EXERCISE TASK:
Please answer from the Oberliga Südwest text: which two states did the league cover?

## BEGIN READING TEXT

The Oberliga Südwest () was the highest level of the German football league system in the southwest of Germany from 1945 until the formation of the Bundesliga in 1963. It covered the two states of Rhineland-Palatinate and Saarland.

Overview
The league was introduced as the highest level of football in the French occupation zone in 1945, replacing the Gauligas as such. As was the French occupation zone, the Oberliga was split into a northern and a southern zone. The northern zone continued till 1963 to form the Oberliga Südwest while the southern zone was integrated into the Oberliga Süd in 1950. Until then, the champion of the Oberliga was determined by a home-and-away final between the two group winners.

The clubs in the Oberliga Süd came from the following Gauligas:
 Gauliga Westmark
 Gauliga Moselland
 Gauliga Baden (southern half only)

In addition to the Oberliga Südwest, four other Oberligas were formed in Germany in the 1940s.

Oberliga West (formed in 1947)
Oberliga Nord (formed in 1947)
Oberliga Berlin (formed in 1945, originally with clubs from west and east Berlin)
Oberliga Süd (formed in 1945)

Next to the Oberliga Berlin, the Oberliga Südwest was the smallest of the five Oberligas. Considering this, it is still impressive that it won two German titles through the 1. FC Kaiserslautern, led by the German captain Fritz Walter, still a legend in Kaiserslautern and Germany.

Set below the Oberliga were originally the Amateurligas. In 1951 the 2. Oberliga Südwest was formed to fit in between.

With the reintroduction of the German championship in 1948, the winner and runners-up of the Oberliga Südwest went on to the finals tournament with the other Oberliga champions.

In 1950, the southern group of the Oberliga Südwest was disbanded and its clubs joined the Southern German Football Association.

From 1948 to 1951 the clubs from the Saarland did not take part in the Oberliga Südwest, playing their own competition instead. The 1. FC Saarbrücken even took part in the French second division in 1948–49, winning the division but being refused further participation.

## END READING TEXT
## BEGIN DATA SEGMENT

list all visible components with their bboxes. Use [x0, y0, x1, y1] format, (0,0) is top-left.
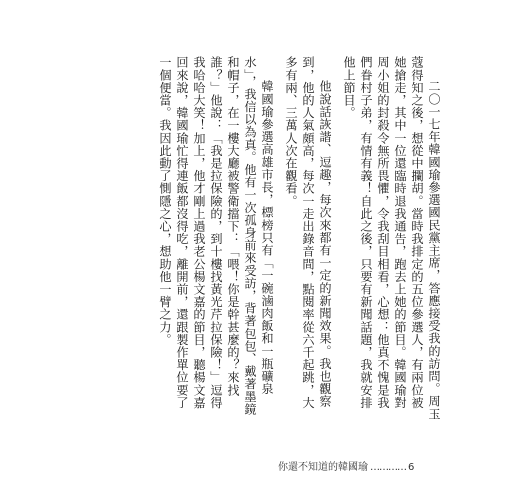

## END DATA SEGMENT

OUTPUT OF THE TASK:
Rhineland-Palatinate and Saarland.